--- start Extracted material ---

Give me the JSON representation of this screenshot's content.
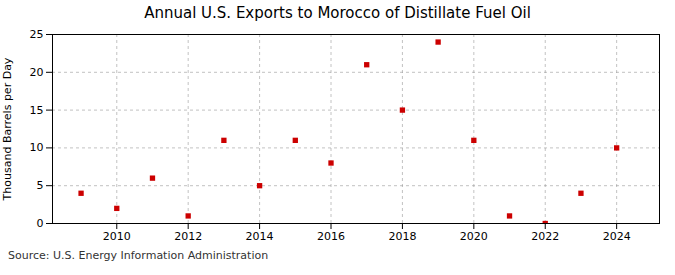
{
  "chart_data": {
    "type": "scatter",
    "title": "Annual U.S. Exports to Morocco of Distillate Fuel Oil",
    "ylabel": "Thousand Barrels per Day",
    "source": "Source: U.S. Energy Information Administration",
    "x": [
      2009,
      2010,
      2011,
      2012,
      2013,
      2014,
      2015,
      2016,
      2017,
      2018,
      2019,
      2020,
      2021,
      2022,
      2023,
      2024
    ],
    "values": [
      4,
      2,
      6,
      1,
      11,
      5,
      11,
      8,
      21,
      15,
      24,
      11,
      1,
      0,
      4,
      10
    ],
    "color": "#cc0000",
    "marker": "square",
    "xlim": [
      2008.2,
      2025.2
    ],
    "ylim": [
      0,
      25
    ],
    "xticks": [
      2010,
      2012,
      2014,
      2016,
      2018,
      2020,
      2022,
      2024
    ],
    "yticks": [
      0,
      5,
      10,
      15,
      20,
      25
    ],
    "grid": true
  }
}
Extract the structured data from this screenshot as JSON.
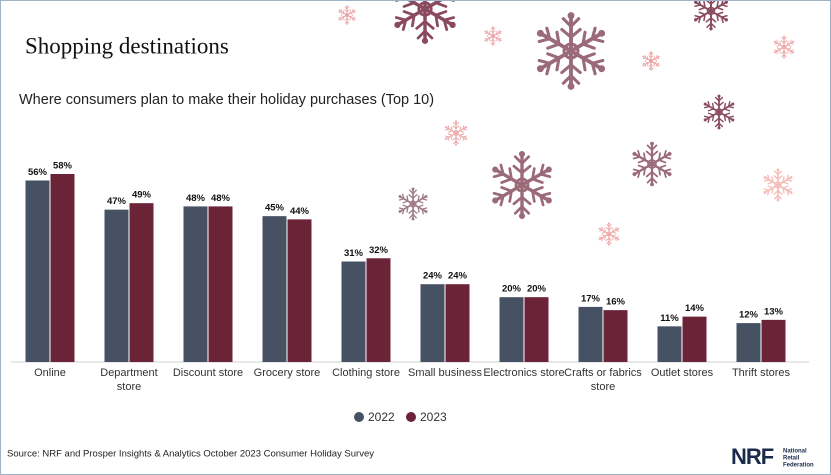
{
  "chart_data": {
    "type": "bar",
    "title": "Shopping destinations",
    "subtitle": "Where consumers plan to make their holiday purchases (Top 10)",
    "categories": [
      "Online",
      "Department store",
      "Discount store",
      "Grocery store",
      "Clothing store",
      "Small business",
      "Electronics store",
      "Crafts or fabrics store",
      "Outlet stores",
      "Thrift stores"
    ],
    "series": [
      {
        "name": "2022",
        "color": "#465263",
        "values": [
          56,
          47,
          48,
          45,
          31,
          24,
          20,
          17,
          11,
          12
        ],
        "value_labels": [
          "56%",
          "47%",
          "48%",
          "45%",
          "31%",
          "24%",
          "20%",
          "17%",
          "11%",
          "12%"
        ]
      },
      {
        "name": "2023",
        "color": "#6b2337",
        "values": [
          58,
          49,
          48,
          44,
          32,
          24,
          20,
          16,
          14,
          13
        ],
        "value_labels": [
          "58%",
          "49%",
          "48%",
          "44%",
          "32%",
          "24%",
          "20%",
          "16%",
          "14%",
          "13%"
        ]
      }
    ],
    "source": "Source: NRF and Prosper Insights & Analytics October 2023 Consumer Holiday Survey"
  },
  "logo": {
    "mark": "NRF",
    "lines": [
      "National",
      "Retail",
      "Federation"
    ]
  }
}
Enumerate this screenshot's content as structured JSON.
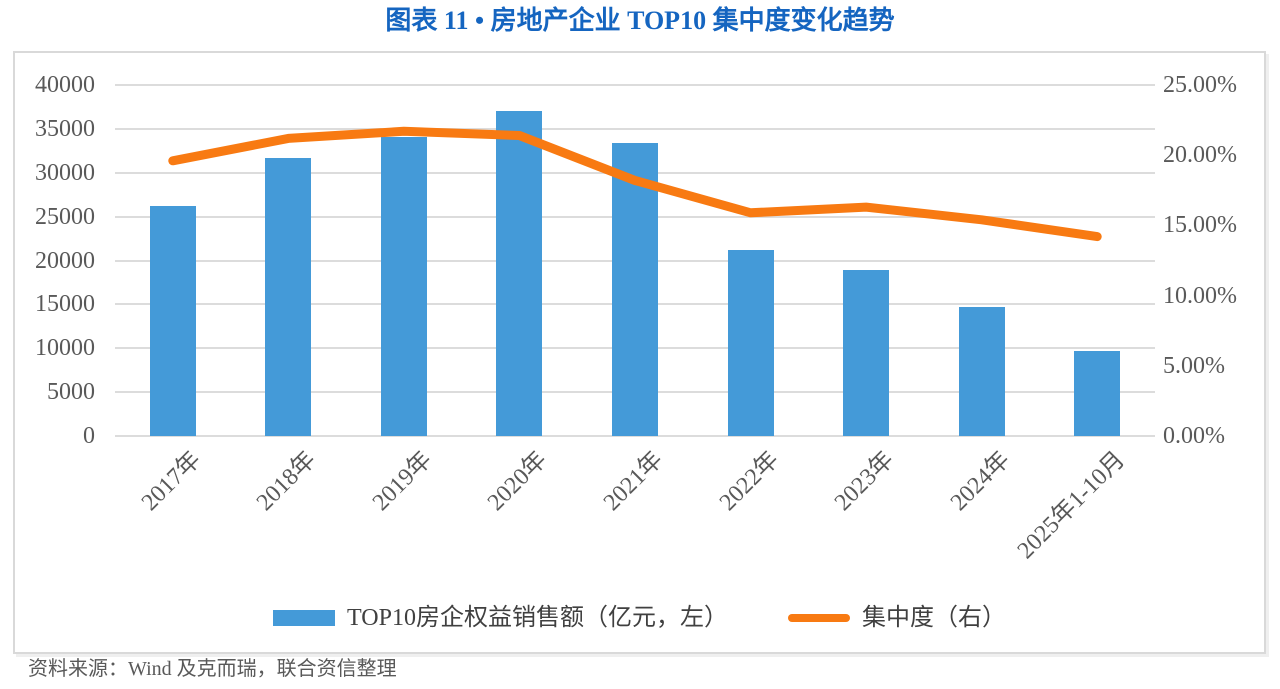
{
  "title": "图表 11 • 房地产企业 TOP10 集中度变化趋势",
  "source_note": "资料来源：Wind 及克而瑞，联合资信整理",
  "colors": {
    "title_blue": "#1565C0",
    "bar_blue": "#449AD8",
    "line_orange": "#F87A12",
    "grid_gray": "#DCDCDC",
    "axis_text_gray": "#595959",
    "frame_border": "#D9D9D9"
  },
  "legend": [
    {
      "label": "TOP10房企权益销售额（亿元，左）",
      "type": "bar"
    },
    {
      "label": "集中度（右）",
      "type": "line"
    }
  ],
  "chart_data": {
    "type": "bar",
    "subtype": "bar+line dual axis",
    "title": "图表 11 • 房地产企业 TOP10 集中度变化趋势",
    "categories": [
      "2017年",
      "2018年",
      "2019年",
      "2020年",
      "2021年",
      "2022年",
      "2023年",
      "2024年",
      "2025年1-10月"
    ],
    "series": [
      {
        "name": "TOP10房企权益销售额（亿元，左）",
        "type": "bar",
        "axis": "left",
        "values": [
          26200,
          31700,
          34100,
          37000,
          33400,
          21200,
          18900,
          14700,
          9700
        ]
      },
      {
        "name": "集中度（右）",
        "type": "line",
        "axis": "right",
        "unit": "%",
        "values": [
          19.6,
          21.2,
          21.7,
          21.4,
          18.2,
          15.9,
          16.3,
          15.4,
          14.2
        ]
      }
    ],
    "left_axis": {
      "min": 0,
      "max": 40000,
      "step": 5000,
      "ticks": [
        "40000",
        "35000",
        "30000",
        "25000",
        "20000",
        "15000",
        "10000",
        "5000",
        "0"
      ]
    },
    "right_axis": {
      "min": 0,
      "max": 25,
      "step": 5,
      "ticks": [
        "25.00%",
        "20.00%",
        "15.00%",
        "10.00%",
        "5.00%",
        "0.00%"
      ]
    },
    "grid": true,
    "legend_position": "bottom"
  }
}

--- end Extracted material ---

→ Aim of the task: Using the records above, select and copy every line that has the word "screenshot".

→ Result below:
Give me the JSON representation of this screenshot's content.
Extract the structured data from this screenshot as JSON.
Enumerate this screenshot's content as structured JSON.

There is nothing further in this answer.